## Given text

⟨

WHAT IS THE OVERTONE SERIES?



The beginning of our Harmonic journey starts with Physics.


The first notion of this acoustic phenomenon started in Ancient Greek with the famous mathematician, Pythagoras. He discovered the mathematical ratio when a string was "cut" into two parts, two thirds, etc. A Mathematical proportion exists in every string. Pythagoras used a "Monochord" that can be seen below:




https://en.wikipedia.org/wiki/Monochord



Let us compare with something more visual: the sound acts in the same manner than light. Imagine a white light, refracted by a prism. What happens? You will be able to see all the colors that conform to this white light. The perfect example of this phenomenon is the rainbow.

⟩

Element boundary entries
⟨

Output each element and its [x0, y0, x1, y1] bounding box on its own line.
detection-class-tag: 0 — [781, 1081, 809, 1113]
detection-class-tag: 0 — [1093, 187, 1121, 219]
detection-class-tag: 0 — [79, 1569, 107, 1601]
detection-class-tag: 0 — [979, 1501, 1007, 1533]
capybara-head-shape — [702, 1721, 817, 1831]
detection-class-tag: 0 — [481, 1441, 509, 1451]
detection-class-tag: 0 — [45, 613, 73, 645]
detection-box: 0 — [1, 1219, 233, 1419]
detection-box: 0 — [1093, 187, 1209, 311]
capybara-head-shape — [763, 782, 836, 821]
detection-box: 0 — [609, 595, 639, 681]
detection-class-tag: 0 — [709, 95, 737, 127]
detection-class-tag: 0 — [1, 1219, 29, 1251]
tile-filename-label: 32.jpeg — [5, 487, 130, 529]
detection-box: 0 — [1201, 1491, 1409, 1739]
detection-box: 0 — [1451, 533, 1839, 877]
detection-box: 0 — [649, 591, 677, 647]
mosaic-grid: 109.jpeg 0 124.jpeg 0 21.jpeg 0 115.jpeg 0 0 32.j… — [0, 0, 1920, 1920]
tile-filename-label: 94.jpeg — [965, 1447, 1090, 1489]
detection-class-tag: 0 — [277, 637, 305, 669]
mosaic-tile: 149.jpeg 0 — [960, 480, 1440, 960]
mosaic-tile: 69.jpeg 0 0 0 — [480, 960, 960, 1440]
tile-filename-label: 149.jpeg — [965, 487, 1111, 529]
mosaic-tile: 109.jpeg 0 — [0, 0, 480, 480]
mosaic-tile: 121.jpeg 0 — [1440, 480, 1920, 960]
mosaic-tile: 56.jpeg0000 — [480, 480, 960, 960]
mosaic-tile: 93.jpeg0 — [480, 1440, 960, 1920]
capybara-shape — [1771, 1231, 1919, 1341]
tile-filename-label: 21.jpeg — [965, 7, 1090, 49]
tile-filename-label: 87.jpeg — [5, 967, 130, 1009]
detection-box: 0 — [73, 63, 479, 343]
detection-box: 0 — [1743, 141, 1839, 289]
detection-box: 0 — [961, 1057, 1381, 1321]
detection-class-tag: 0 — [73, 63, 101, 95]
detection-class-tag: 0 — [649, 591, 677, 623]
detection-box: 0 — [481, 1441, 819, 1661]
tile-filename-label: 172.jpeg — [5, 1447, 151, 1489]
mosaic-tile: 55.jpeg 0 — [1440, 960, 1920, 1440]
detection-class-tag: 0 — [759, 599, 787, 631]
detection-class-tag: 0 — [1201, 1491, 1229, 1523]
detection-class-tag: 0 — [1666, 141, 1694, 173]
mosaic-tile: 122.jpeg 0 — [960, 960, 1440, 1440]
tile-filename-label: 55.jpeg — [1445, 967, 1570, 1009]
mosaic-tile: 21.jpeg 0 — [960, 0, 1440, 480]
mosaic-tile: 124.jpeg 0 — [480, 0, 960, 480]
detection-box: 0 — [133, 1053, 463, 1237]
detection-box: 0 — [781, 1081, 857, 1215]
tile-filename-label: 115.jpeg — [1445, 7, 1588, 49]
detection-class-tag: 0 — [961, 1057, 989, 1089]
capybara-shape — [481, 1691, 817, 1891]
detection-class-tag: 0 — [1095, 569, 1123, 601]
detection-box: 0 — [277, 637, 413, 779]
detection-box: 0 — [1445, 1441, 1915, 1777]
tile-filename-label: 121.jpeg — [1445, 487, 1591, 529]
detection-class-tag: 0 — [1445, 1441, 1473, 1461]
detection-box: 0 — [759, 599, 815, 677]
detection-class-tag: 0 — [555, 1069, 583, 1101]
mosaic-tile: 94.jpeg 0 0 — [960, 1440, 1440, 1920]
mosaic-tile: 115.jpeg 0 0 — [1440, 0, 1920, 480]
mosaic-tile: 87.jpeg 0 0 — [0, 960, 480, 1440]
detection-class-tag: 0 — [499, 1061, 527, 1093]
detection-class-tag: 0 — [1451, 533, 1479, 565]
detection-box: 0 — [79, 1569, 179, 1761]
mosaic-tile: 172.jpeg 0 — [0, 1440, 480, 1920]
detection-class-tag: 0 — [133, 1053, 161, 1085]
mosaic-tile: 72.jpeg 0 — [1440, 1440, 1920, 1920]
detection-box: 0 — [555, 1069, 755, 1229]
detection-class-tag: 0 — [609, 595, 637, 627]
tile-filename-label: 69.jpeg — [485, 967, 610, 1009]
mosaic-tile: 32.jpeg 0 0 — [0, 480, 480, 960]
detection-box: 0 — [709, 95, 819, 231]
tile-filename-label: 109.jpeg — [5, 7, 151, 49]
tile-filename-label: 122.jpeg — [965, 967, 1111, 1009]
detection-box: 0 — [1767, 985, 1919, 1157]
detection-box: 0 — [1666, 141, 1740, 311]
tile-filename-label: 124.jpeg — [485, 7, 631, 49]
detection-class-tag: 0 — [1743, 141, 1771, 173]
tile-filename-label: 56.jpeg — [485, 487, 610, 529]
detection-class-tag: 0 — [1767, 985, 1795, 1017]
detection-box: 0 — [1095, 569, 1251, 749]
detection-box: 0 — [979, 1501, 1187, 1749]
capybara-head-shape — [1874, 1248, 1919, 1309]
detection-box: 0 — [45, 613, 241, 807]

⟩

## Exercise tasks
1. Using the overtone series text, decide whether each statement agrees with it: (a) Pythagoras used a monochord. (b) Sound is compared to water. (c) The rainbow is named as the perfect example of the phenomenon. Answer yes or no for each, quoting the words of the text that decide it.
2. Update the entries from their first line up to and including the line with "tile-filename-label: 149.jpeg —" by replacing "detection-box" with "bounding-box" and changing nothing else. Give back only those lines.
These entries are unrelated to the text above them.

## Solutions
1.
(a) Yes: "Pythagoras used a "Monochord" that can be seen below:"
(b) No: "the sound acts in the same manner than light."
(c) Yes: "The perfect example of this phenomenon is the rainbow."

2.
Output each element and its [x0, y0, x1, y1] bounding box on its own line.
detection-class-tag: 0 — [781, 1081, 809, 1113]
detection-class-tag: 0 — [1093, 187, 1121, 219]
detection-class-tag: 0 — [79, 1569, 107, 1601]
detection-class-tag: 0 — [979, 1501, 1007, 1533]
capybara-head-shape — [702, 1721, 817, 1831]
detection-class-tag: 0 — [481, 1441, 509, 1451]
detection-class-tag: 0 — [45, 613, 73, 645]
bounding-box: 0 — [1, 1219, 233, 1419]
bounding-box: 0 — [1093, 187, 1209, 311]
capybara-head-shape — [763, 782, 836, 821]
bounding-box: 0 — [609, 595, 639, 681]
detection-class-tag: 0 — [709, 95, 737, 127]
detection-class-tag: 0 — [1, 1219, 29, 1251]
tile-filename-label: 32.jpeg — [5, 487, 130, 529]
bounding-box: 0 — [1201, 1491, 1409, 1739]
bounding-box: 0 — [1451, 533, 1839, 877]
bounding-box: 0 — [649, 591, 677, 647]
mosaic-grid: 109.jpeg 0 124.jpeg 0 21.jpeg 0 115.jpeg 0 0 32.j… — [0, 0, 1920, 1920]
tile-filename-label: 94.jpeg — [965, 1447, 1090, 1489]
detection-class-tag: 0 — [277, 637, 305, 669]
mosaic-tile: 149.jpeg 0 — [960, 480, 1440, 960]
mosaic-tile: 69.jpeg 0 0 0 — [480, 960, 960, 1440]
tile-filename-label: 149.jpeg — [965, 487, 1111, 529]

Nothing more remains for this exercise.